Pull every line of the entries that has the word "only".

══ Exercise data

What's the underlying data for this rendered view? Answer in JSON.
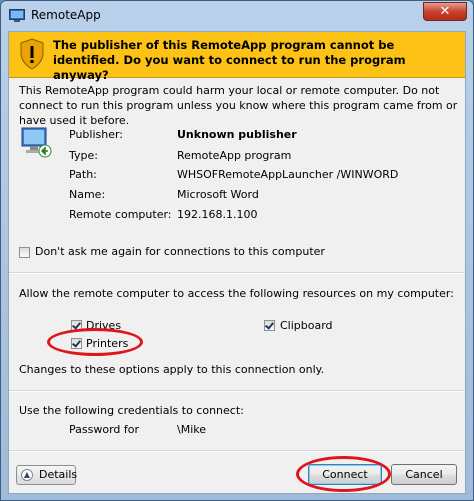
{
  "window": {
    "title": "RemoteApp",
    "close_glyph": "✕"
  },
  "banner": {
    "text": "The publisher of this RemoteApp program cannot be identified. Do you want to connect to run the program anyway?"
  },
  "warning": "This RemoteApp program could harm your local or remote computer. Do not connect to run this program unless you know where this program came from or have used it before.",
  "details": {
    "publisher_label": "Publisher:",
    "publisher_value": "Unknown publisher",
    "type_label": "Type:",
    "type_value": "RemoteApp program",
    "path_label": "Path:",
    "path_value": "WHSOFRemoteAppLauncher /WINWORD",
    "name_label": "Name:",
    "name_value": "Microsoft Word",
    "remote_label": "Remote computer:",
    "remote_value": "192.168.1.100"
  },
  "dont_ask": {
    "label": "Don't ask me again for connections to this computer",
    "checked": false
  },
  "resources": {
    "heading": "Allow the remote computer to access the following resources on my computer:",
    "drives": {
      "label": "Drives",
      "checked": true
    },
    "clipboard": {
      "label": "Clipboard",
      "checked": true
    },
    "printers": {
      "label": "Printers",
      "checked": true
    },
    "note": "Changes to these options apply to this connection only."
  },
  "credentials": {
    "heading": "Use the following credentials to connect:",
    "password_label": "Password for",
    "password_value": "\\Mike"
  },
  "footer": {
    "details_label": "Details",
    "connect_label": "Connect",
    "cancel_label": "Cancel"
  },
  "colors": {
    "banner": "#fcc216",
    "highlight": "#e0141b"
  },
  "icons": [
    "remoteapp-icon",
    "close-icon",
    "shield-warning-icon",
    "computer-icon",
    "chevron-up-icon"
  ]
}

════
══ Exercise data

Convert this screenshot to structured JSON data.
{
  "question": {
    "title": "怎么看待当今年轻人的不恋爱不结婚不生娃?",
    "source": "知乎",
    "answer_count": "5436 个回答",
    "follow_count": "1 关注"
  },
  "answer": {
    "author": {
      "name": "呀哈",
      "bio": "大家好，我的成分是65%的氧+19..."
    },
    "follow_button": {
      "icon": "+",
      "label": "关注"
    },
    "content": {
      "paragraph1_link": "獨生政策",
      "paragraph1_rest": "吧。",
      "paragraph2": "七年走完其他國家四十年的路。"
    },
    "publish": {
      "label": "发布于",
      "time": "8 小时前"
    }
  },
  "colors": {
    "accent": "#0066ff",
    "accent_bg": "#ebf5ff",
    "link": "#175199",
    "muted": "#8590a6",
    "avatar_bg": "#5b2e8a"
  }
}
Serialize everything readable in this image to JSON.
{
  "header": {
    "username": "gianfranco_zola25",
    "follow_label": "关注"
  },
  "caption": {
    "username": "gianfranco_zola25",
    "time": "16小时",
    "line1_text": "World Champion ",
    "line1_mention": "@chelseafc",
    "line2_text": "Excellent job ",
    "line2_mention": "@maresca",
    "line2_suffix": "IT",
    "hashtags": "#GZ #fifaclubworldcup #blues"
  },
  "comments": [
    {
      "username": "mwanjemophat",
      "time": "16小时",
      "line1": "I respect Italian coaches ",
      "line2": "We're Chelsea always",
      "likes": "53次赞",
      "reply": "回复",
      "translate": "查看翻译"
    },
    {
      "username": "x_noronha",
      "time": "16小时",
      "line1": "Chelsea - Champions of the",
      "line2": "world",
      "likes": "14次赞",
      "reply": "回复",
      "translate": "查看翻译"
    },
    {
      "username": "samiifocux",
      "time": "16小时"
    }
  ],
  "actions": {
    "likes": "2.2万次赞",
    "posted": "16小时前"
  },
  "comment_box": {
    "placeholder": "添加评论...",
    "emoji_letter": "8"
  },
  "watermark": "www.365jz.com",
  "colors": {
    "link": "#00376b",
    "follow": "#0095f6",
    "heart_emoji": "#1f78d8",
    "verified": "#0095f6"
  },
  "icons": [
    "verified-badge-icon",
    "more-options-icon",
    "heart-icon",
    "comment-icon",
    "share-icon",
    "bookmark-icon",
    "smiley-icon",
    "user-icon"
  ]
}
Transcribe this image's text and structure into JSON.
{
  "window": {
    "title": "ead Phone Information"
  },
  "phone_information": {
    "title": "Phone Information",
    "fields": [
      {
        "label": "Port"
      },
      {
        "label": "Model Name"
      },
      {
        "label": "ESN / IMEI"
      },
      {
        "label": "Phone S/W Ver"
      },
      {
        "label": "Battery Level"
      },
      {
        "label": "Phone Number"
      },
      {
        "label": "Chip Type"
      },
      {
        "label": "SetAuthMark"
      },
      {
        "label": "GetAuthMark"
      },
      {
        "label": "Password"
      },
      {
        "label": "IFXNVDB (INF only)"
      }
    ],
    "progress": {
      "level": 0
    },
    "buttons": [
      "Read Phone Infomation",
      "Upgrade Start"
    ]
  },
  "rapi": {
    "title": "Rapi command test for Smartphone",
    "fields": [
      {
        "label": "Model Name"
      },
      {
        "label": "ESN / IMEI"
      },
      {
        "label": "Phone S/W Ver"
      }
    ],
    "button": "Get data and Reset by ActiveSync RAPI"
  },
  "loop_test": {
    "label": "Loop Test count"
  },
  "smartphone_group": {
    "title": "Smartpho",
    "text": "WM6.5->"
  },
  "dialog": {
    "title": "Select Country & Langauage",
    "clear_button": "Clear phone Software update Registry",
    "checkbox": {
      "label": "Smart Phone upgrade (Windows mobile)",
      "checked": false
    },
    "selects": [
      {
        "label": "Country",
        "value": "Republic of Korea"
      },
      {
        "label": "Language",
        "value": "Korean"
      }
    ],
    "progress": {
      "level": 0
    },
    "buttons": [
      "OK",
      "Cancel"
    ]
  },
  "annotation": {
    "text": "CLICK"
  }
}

════

Output for this exercise:
    "note": "Changes to these options apply to this connection only."
        "label": "IFXNVDB (INF only)"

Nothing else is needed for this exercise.